Saved entries
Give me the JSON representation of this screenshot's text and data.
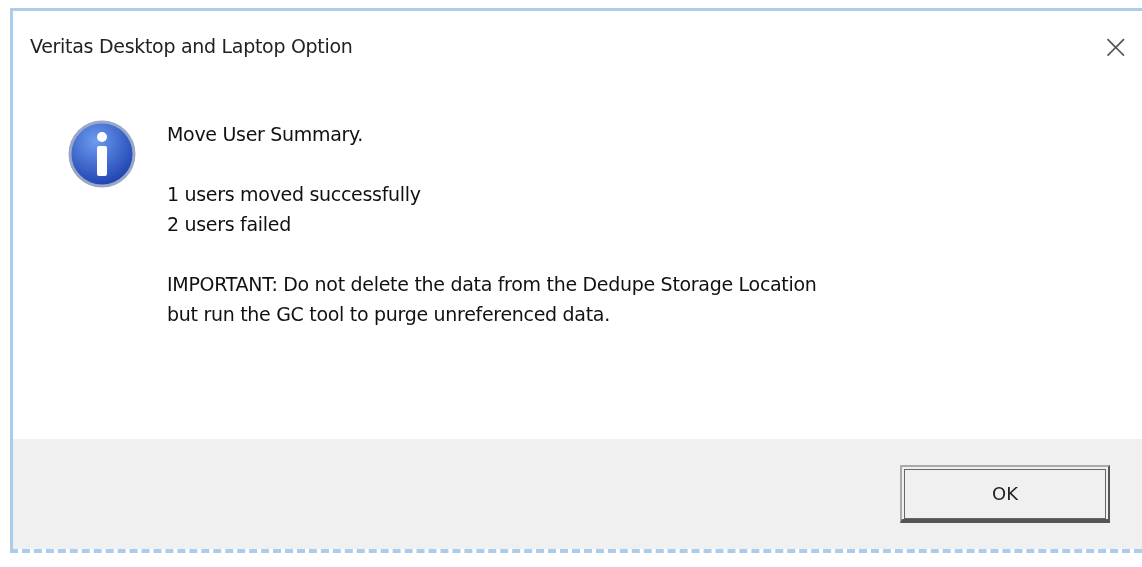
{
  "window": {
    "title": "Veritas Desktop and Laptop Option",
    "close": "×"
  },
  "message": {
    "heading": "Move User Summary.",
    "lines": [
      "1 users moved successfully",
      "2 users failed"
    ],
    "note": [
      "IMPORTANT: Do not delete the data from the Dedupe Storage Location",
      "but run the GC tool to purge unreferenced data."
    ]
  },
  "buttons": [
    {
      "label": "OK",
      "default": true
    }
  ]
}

THE EXERCISE
Exclude every picture and copy the remaining data exactly.

PROBLEM SOLUTION
Give me the JSON representation of this screenshot's text and data.
{
  "window": {
    "title": "Veritas Desktop and Laptop Option",
    "close": "×"
  },
  "message": {
    "heading": "Move User Summary.",
    "lines": [
      "1 users moved successfully",
      "2 users failed"
    ],
    "note": [
      "IMPORTANT: Do not delete the data from the Dedupe Storage Location",
      "but run the GC tool to purge unreferenced data."
    ]
  },
  "buttons": [
    {
      "label": "OK",
      "default": true
    }
  ]
}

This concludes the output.